> Directive:
Take the material below and write it all out again exactly.

> The input:

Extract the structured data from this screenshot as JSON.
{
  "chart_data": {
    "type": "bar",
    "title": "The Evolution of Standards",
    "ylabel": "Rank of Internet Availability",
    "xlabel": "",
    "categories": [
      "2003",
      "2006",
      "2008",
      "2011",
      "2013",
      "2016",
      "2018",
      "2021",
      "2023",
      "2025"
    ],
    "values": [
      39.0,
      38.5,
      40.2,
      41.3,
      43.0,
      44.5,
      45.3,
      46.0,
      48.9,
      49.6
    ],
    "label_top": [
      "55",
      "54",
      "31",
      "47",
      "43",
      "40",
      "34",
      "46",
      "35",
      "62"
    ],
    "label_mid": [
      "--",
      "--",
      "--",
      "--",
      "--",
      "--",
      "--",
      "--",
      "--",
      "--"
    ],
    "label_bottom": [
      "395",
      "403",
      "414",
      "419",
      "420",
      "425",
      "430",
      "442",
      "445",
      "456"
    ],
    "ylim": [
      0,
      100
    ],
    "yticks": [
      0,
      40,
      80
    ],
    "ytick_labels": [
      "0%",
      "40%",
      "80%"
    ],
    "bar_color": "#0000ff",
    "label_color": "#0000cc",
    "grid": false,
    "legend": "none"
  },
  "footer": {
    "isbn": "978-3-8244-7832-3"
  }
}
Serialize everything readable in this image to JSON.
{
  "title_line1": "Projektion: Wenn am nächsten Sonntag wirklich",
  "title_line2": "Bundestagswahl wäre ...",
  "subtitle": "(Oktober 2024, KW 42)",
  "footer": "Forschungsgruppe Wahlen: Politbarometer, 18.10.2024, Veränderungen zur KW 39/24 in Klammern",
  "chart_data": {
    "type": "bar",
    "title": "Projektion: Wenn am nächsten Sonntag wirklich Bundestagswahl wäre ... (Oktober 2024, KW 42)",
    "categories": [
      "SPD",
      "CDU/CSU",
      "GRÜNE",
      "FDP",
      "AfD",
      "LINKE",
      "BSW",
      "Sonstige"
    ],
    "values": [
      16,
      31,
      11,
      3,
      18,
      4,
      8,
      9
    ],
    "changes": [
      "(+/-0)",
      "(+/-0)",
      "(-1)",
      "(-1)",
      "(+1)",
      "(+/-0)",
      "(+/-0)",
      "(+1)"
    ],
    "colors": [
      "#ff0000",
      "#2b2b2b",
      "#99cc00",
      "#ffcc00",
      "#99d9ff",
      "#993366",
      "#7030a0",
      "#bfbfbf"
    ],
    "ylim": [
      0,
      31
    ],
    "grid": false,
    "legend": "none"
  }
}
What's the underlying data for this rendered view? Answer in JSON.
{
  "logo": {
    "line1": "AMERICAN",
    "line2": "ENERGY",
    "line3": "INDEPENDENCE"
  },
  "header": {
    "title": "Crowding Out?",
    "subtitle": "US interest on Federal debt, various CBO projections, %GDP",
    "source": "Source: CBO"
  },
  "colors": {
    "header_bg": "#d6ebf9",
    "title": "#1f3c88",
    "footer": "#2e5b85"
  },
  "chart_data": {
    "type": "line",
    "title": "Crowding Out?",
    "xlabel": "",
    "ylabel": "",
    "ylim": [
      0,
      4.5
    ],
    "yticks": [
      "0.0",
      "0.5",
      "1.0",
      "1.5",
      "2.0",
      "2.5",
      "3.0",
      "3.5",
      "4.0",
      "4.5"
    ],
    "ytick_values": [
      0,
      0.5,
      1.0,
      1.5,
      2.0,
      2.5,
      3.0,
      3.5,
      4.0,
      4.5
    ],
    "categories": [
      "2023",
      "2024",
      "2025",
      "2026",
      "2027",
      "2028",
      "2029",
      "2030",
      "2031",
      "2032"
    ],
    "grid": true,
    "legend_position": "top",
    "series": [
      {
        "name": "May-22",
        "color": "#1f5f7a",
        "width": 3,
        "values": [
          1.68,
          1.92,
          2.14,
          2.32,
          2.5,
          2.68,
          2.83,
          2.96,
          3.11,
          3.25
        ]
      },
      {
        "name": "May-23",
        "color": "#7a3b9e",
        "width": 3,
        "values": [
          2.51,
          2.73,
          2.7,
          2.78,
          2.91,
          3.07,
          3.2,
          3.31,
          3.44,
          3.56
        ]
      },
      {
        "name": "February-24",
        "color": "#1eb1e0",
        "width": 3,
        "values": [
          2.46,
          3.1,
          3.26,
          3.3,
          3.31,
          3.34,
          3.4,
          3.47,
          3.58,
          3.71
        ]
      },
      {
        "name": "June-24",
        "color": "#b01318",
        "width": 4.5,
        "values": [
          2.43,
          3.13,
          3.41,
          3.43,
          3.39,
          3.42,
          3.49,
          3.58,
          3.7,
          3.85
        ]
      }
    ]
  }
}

> Worked answer:
Extract the structured data from this screenshot as JSON.
{
  "chart_data": {
    "type": "bar",
    "title": "The Evolution of Standards",
    "ylabel": "Rank of Internet Availability",
    "xlabel": "",
    "categories": [
      "2003",
      "2006",
      "2008",
      "2011",
      "2013",
      "2016",
      "2018",
      "2021",
      "2023",
      "2025"
    ],
    "values": [
      39.0,
      38.5,
      40.2,
      41.3,
      43.0,
      44.5,
      45.3,
      46.0,
      48.9,
      49.6
    ],
    "label_top": [
      "55",
      "54",
      "31",
      "47",
      "43",
      "40",
      "34",
      "46",
      "35",
      "62"
    ],
    "label_mid": [
      "--",
      "--",
      "--",
      "--",
      "--",
      "--",
      "--",
      "--",
      "--",
      "--"
    ],
    "label_bottom": [
      "395",
      "403",
      "414",
      "419",
      "420",
      "425",
      "430",
      "442",
      "445",
      "456"
    ],
    "ylim": [
      0,
      100
    ],
    "yticks": [
      0,
      40,
      80
    ],
    "ytick_labels": [
      "0%",
      "40%",
      "80%"
    ],
    "bar_color": "#0000ff",
    "label_color": "#0000cc",
    "grid": false,
    "legend": "none"
  },
  "footer": {
    "isbn": "978-3-8244-7832-3"
  }
}
Serialize everything readable in this image to JSON.
{
  "title_line1": "Projektion: Wenn am nächsten Sonntag wirklich",
  "title_line2": "Bundestagswahl wäre ...",
  "subtitle": "(Oktober 2024, KW 42)",
  "footer": "Forschungsgruppe Wahlen: Politbarometer, 18.10.2024, Veränderungen zur KW 39/24 in Klammern",
  "chart_data": {
    "type": "bar",
    "title": "Projektion: Wenn am nächsten Sonntag wirklich Bundestagswahl wäre ... (Oktober 2024, KW 42)",
    "categories": [
      "SPD",
      "CDU/CSU",
      "GRÜNE",
      "FDP",
      "AfD",
      "LINKE",
      "BSW",
      "Sonstige"
    ],
    "values": [
      16,
      31,
      11,
      3,
      18,
      4,
      8,
      9
    ],
    "changes": [
      "(+/-0)",
      "(+/-0)",
      "(-1)",
      "(-1)",
      "(+1)",
      "(+/-0)",
      "(+/-0)",
      "(+1)"
    ],
    "colors": [
      "#ff0000",
      "#2b2b2b",
      "#99cc00",
      "#ffcc00",
      "#99d9ff",
      "#993366",
      "#7030a0",
      "#bfbfbf"
    ],
    "ylim": [
      0,
      31
    ],
    "grid": false,
    "legend": "none"
  }
}
What's the underlying data for this rendered view? Answer in JSON.
{
  "logo": {
    "line1": "AMERICAN",
    "line2": "ENERGY",
    "line3": "INDEPENDENCE"
  },
  "header": {
    "title": "Crowding Out?",
    "subtitle": "US interest on Federal debt, various CBO projections, %GDP",
    "source": "Source: CBO"
  },
  "colors": {
    "header_bg": "#d6ebf9",
    "title": "#1f3c88",
    "footer": "#2e5b85"
  },
  "chart_data": {
    "type": "line",
    "title": "Crowding Out?",
    "xlabel": "",
    "ylabel": "",
    "ylim": [
      0,
      4.5
    ],
    "yticks": [
      "0.0",
      "0.5",
      "1.0",
      "1.5",
      "2.0",
      "2.5",
      "3.0",
      "3.5",
      "4.0",
      "4.5"
    ],
    "ytick_values": [
      0,
      0.5,
      1.0,
      1.5,
      2.0,
      2.5,
      3.0,
      3.5,
      4.0,
      4.5
    ],
    "categories": [
      "2023",
      "2024",
      "2025",
      "2026",
      "2027",
      "2028",
      "2029",
      "2030",
      "2031",
      "2032"
    ],
    "grid": true,
    "legend_position": "top",
    "series": [
      {
        "name": "May-22",
        "color": "#1f5f7a",
        "width": 3,
        "values": [
          1.68,
          1.92,
          2.14,
          2.32,
          2.5,
          2.68,
          2.83,
          2.96,
          3.11,
          3.25
        ]
      },
      {
        "name": "May-23",
        "color": "#7a3b9e",
        "width": 3,
        "values": [
          2.51,
          2.73,
          2.7,
          2.78,
          2.91,
          3.07,
          3.2,
          3.31,
          3.44,
          3.56
        ]
      },
      {
        "name": "February-24",
        "color": "#1eb1e0",
        "width": 3,
        "values": [
          2.46,
          3.1,
          3.26,
          3.3,
          3.31,
          3.34,
          3.4,
          3.47,
          3.58,
          3.71
        ]
      },
      {
        "name": "June-24",
        "color": "#b01318",
        "width": 4.5,
        "values": [
          2.43,
          3.13,
          3.41,
          3.43,
          3.39,
          3.42,
          3.49,
          3.58,
          3.7,
          3.85
        ]
      }
    ]
  }
}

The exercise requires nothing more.